===== Rows

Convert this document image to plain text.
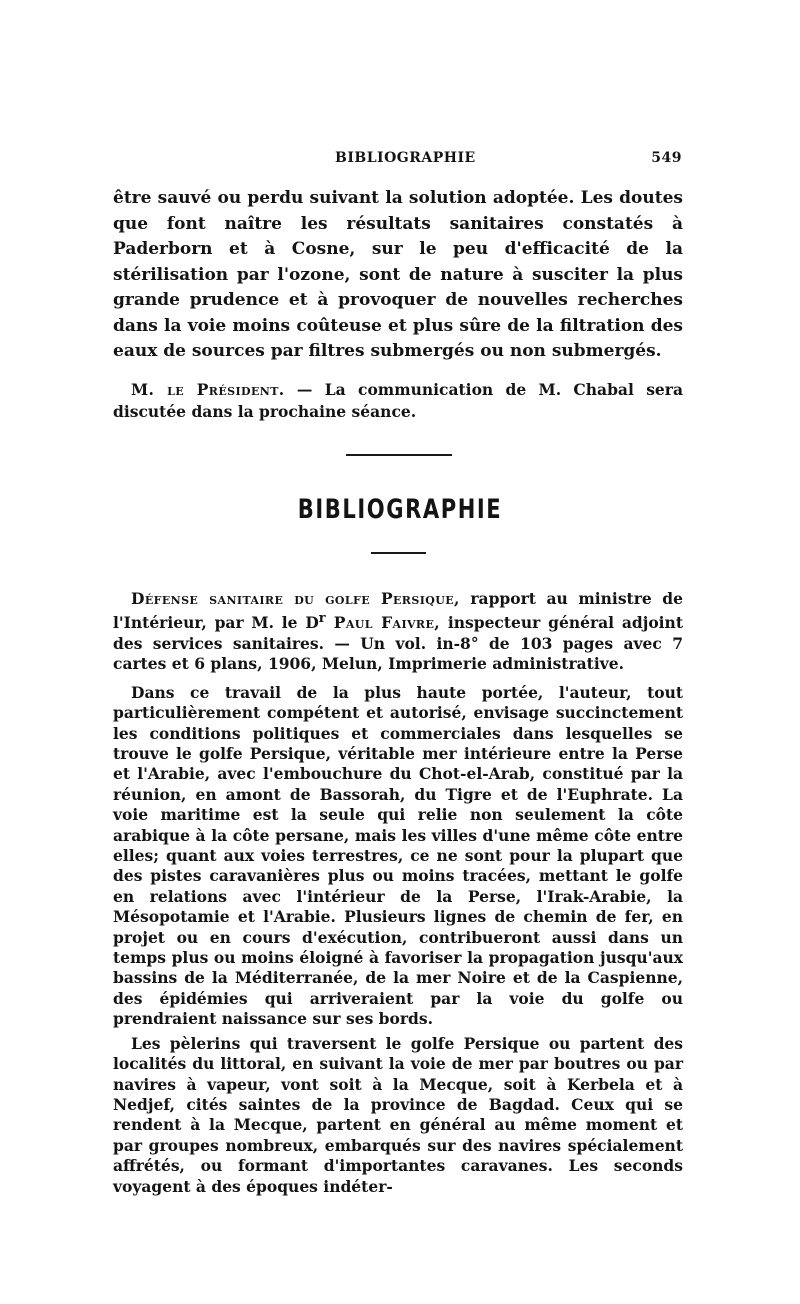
BIBLIOGRAPHIE	549

être sauvé ou perdu suivant la solution adoptée. Les doutes que font naître les résultats sanitaires constatés à Paderborn et à Cosne, sur le peu d'efficacité de la stérilisation par l'ozone, sont de nature à susciter la plus grande prudence et à provoquer de nouvelles recherches dans la voie moins coûteuse et plus sûre de la filtration des eaux de sources par filtres submergés ou non submergés.

M. le Président. — La communication de M. Chabal sera discutée dans la prochaine séance.

BIBLIOGRAPHIE

Défense sanitaire du golfe Persique, rapport au ministre de l'Intérieur, par M. le $D^r$ Paul Faivre, inspecteur général adjoint des services sanitaires. — Un vol. in-8° de 103 pages avec 7 cartes et 6 plans, 1906, Melun, Imprimerie administrative.

Dans ce travail de la plus haute portée, l'auteur, tout particulièrement compétent et autorisé, envisage succinctement les conditions politiques et commerciales dans lesquelles se trouve le golfe Persique, véritable mer intérieure entre la Perse et l'Arabie, avec l'embouchure du Chot-el-Arab, constitué par la réunion, en amont de Bassorah, du Tigre et de l'Euphrate. La voie maritime est la seule qui relie non seulement la côte arabique à la côte persane, mais les villes d'une même côte entre elles; quant aux voies terrestres, ce ne sont pour la plupart que des pistes caravanières plus ou moins tracées, mettant le golfe en relations avec l'intérieur de la Perse, l'Irak-Arabie, la Mésopotamie et l'Arabie. Plusieurs lignes de chemin de fer, en projet ou en cours d'exécution, contribueront aussi dans un temps plus ou moins éloigné à favoriser la propagation jusqu'aux bassins de la Méditerranée, de la mer Noire et de la Caspienne, des épidémies qui arriveraient par la voie du golfe ou prendraient naissance sur ses bords.

Les pèlerins qui traversent le golfe Persique ou partent des localités du littoral, en suivant la voie de mer par boutres ou par navires à vapeur, vont soit à la Mecque, soit à Kerbela et à Nedjef, cités saintes de la province de Bagdad. Ceux qui se rendent à la Mecque, partent en général au même moment et par groupes nombreux, embarqués sur des navires spécialement affrétés, ou formant d'importantes caravanes. Les seconds voyagent à des époques indéter-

==========

Write out each line again precisely as it appears, skipping every picture.

**Worked answer:**
Convert this document image to plain text.
BIBLIOGRAPHIE	549

être sauvé ou perdu suivant la solution adoptée. Les doutes que font naître les résultats sanitaires constatés à Paderborn et à Cosne, sur le peu d'efficacité de la stérilisation par l'ozone, sont de nature à susciter la plus grande prudence et à provoquer de nouvelles recherches dans la voie moins coûteuse et plus sûre de la filtration des eaux de sources par filtres submergés ou non submergés.

M. le Président. — La communication de M. Chabal sera discutée dans la prochaine séance.

BIBLIOGRAPHIE

Défense sanitaire du golfe Persique, rapport au ministre de l'Intérieur, par M. le $D^r$ Paul Faivre, inspecteur général adjoint des services sanitaires. — Un vol. in-8° de 103 pages avec 7 cartes et 6 plans, 1906, Melun, Imprimerie administrative.

Dans ce travail de la plus haute portée, l'auteur, tout particulièrement compétent et autorisé, envisage succinctement les conditions politiques et commerciales dans lesquelles se trouve le golfe Persique, véritable mer intérieure entre la Perse et l'Arabie, avec l'embouchure du Chot-el-Arab, constitué par la réunion, en amont de Bassorah, du Tigre et de l'Euphrate. La voie maritime est la seule qui relie non seulement la côte arabique à la côte persane, mais les villes d'une même côte entre elles; quant aux voies terrestres, ce ne sont pour la plupart que des pistes caravanières plus ou moins tracées, mettant le golfe en relations avec l'intérieur de la Perse, l'Irak-Arabie, la Mésopotamie et l'Arabie. Plusieurs lignes de chemin de fer, en projet ou en cours d'exécution, contribueront aussi dans un temps plus ou moins éloigné à favoriser la propagation jusqu'aux bassins de la Méditerranée, de la mer Noire et de la Caspienne, des épidémies qui arriveraient par la voie du golfe ou prendraient naissance sur ses bords.

Les pèlerins qui traversent le golfe Persique ou partent des localités du littoral, en suivant la voie de mer par boutres ou par navires à vapeur, vont soit à la Mecque, soit à Kerbela et à Nedjef, cités saintes de la province de Bagdad. Ceux qui se rendent à la Mecque, partent en général au même moment et par groupes nombreux, embarqués sur des navires spécialement affrétés, ou formant d'importantes caravanes. Les seconds voyagent à des époques indéter-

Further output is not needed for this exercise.